**Collection entries:**

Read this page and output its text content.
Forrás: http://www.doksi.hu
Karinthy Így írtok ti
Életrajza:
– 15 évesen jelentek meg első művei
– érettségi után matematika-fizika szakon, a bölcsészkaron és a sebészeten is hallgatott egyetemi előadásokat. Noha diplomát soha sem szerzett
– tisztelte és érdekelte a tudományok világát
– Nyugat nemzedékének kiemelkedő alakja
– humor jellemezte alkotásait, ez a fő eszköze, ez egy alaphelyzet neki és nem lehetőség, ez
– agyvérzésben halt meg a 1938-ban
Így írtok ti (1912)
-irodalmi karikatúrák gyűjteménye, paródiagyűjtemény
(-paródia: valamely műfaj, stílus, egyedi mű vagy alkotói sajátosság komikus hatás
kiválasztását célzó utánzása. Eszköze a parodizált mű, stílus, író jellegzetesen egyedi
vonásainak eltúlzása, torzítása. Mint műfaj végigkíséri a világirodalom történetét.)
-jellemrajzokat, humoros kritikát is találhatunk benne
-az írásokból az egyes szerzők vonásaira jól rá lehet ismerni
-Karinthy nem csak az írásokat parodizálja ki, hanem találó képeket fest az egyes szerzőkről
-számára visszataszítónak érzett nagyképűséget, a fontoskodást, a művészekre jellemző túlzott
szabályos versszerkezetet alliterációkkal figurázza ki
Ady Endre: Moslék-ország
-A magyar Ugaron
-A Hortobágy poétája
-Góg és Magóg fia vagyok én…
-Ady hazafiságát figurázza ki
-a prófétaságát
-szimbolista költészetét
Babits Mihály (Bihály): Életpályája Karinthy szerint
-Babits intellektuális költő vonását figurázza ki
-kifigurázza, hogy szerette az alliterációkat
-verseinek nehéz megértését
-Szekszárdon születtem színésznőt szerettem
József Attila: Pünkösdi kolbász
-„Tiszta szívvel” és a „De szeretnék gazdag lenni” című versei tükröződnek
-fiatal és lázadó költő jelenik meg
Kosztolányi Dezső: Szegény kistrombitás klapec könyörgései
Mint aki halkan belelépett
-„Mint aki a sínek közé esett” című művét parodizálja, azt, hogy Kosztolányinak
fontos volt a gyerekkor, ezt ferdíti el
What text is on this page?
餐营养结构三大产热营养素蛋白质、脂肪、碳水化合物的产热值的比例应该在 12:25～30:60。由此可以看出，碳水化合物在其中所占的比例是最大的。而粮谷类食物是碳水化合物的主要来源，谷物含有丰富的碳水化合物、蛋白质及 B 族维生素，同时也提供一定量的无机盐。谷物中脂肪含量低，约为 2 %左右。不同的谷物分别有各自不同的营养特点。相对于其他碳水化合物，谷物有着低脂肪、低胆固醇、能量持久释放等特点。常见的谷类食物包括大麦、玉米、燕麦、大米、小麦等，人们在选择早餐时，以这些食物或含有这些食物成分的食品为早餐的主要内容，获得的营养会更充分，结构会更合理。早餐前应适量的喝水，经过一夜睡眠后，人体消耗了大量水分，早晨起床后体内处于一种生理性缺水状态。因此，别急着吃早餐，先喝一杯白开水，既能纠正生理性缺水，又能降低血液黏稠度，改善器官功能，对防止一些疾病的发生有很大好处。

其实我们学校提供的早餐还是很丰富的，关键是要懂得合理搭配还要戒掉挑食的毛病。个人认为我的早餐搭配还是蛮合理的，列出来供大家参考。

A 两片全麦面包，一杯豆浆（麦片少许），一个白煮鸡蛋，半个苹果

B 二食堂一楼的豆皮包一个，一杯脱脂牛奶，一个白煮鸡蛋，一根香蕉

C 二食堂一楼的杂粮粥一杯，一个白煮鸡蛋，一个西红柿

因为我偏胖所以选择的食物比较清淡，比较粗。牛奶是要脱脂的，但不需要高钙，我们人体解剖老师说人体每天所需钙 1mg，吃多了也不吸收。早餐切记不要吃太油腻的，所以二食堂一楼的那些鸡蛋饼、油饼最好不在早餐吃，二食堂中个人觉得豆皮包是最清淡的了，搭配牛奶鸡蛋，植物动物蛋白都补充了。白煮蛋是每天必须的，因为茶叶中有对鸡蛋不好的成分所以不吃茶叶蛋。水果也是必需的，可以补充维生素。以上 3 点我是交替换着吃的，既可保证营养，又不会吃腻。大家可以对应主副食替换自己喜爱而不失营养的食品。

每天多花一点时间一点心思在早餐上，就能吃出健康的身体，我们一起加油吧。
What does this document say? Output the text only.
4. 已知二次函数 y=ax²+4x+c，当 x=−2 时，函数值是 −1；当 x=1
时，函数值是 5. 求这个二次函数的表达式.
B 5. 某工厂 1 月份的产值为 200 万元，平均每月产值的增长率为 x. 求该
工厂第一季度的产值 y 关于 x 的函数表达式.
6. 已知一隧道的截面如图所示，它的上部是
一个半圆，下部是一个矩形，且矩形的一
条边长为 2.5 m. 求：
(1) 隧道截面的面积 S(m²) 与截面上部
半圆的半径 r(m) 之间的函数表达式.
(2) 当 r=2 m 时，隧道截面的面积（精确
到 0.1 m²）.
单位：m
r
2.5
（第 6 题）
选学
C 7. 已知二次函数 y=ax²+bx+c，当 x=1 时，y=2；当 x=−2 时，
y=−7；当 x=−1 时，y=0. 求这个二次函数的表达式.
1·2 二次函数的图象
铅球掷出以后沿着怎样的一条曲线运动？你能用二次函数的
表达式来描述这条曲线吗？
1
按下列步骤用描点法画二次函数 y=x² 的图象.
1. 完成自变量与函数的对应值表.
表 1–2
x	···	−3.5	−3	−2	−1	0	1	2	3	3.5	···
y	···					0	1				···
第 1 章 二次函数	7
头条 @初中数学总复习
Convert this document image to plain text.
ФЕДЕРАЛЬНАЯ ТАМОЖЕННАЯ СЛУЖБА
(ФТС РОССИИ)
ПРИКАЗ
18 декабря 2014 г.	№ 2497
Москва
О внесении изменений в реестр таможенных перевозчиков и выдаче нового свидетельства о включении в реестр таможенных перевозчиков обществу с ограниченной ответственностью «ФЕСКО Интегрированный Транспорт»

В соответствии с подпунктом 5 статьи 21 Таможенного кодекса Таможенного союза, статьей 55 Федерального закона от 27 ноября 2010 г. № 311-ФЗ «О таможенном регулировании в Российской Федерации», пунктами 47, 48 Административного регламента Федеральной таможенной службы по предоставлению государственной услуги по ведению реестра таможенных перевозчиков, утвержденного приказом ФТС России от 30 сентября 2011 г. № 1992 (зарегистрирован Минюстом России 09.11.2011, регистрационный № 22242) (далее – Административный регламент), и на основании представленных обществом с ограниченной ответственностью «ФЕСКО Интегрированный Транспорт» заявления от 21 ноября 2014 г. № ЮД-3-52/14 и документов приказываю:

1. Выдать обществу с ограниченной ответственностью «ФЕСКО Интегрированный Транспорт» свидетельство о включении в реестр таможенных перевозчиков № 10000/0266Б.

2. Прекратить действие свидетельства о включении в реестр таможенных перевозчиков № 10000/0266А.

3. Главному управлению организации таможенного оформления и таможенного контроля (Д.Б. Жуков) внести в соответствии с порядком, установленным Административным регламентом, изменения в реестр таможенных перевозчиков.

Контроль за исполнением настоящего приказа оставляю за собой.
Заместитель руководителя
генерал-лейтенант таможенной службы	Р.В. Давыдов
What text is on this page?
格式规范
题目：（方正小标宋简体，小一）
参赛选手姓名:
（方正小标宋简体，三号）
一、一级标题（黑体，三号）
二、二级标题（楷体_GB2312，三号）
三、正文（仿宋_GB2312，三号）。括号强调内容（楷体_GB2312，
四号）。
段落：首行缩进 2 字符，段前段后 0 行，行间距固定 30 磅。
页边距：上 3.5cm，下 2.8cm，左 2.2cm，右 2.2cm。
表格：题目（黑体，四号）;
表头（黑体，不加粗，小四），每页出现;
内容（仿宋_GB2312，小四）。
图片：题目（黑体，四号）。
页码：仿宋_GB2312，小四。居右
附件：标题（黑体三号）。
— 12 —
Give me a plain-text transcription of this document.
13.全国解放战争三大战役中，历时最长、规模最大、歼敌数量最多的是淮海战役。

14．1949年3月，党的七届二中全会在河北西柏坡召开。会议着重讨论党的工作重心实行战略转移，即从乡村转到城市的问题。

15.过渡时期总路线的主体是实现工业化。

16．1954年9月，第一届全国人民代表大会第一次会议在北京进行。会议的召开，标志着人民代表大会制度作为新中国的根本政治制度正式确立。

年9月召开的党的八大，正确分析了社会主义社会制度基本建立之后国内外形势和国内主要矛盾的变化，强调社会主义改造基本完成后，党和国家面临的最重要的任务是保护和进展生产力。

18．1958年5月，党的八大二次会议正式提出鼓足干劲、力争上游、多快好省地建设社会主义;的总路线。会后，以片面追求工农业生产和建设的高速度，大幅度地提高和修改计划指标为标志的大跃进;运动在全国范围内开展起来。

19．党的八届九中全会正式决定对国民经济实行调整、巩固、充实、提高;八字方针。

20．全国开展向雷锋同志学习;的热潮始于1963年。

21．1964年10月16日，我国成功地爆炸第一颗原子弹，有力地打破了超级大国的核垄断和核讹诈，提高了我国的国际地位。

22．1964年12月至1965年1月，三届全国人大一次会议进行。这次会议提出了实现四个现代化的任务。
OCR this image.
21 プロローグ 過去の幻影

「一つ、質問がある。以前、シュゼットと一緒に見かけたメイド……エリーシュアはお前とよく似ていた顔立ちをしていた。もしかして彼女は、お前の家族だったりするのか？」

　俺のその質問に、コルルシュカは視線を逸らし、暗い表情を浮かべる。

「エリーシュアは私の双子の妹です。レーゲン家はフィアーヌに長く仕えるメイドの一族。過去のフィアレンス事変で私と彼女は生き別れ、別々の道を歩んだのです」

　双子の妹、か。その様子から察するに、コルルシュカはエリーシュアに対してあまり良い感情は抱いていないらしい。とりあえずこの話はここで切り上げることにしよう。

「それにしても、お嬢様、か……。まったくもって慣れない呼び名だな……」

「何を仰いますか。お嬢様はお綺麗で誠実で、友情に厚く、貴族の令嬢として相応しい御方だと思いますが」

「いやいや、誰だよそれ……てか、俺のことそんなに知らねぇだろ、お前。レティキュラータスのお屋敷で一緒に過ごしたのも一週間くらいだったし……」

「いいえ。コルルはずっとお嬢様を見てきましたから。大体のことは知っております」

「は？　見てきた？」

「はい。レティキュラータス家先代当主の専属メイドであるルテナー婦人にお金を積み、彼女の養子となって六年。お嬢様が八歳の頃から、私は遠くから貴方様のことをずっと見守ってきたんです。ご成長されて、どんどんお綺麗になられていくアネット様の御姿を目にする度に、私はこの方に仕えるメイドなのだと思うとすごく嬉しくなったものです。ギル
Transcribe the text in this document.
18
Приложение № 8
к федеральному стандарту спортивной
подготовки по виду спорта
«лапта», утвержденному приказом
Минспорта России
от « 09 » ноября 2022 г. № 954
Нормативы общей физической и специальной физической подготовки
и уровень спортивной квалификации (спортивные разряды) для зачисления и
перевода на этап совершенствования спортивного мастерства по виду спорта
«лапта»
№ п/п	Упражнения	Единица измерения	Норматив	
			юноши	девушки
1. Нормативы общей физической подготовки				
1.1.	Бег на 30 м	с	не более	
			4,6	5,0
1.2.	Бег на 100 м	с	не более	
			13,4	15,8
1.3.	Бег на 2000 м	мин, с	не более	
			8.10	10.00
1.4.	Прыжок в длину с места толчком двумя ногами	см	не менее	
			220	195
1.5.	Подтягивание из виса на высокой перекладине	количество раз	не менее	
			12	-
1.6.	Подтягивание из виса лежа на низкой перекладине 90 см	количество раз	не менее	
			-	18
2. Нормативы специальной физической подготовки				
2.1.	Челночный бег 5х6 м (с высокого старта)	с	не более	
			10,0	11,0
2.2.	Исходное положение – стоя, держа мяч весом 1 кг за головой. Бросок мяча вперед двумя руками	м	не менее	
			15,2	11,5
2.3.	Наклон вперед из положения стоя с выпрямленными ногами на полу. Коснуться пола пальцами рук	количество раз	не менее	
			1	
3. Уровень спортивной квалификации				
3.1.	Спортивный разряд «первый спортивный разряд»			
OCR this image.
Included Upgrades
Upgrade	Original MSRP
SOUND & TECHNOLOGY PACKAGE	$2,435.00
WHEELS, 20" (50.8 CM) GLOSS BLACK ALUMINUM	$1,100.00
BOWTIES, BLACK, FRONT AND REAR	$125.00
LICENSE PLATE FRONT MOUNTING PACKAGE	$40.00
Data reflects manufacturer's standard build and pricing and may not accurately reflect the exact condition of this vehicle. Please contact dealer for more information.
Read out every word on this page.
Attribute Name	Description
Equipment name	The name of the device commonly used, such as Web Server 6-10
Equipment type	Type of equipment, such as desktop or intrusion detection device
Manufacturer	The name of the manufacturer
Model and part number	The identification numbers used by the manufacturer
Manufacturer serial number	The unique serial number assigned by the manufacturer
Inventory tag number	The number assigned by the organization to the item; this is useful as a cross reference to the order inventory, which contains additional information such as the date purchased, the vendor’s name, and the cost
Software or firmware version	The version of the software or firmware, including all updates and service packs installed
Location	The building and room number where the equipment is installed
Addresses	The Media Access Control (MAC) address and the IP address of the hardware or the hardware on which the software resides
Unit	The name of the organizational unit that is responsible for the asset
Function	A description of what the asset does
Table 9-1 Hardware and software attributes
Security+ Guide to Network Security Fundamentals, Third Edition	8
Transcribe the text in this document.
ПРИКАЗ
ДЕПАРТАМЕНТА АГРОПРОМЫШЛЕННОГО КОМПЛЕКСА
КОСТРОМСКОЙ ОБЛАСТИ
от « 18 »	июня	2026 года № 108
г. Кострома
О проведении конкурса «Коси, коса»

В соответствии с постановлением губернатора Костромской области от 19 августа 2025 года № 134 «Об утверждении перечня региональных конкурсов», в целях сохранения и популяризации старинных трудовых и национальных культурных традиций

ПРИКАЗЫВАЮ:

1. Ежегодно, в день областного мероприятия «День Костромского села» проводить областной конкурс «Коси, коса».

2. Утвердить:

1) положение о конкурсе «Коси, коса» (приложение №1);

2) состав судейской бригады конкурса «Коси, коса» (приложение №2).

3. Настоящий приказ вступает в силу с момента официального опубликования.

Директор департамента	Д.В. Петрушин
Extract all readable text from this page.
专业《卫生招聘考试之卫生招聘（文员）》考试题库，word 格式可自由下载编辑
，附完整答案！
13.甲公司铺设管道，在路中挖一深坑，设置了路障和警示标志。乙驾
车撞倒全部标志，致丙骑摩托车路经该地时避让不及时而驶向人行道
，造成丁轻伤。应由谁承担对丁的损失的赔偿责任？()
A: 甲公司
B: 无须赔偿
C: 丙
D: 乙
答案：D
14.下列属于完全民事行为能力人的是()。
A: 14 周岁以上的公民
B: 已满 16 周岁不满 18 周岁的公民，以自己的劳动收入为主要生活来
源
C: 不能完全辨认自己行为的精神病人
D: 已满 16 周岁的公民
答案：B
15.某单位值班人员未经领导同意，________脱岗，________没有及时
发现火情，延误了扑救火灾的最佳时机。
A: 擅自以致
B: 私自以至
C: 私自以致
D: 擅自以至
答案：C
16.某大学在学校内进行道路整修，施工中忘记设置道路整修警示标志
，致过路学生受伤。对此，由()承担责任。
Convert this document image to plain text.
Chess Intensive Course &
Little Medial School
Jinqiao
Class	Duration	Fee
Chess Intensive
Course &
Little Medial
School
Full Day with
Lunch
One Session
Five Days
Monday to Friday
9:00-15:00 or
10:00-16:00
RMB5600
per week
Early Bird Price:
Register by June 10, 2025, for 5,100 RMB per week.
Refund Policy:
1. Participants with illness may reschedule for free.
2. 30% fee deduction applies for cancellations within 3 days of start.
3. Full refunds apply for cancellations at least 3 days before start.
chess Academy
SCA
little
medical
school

**WHAT THIS TASK INVOLVES:** Gather each line of the listing that holds the string "Нормативы".

**ANSWER TO THE EXERCISE:**
Нормативы общей физической и специальной физической подготовки
1. Нормативы общей физической подготовки				
2. Нормативы специальной физической подготовки				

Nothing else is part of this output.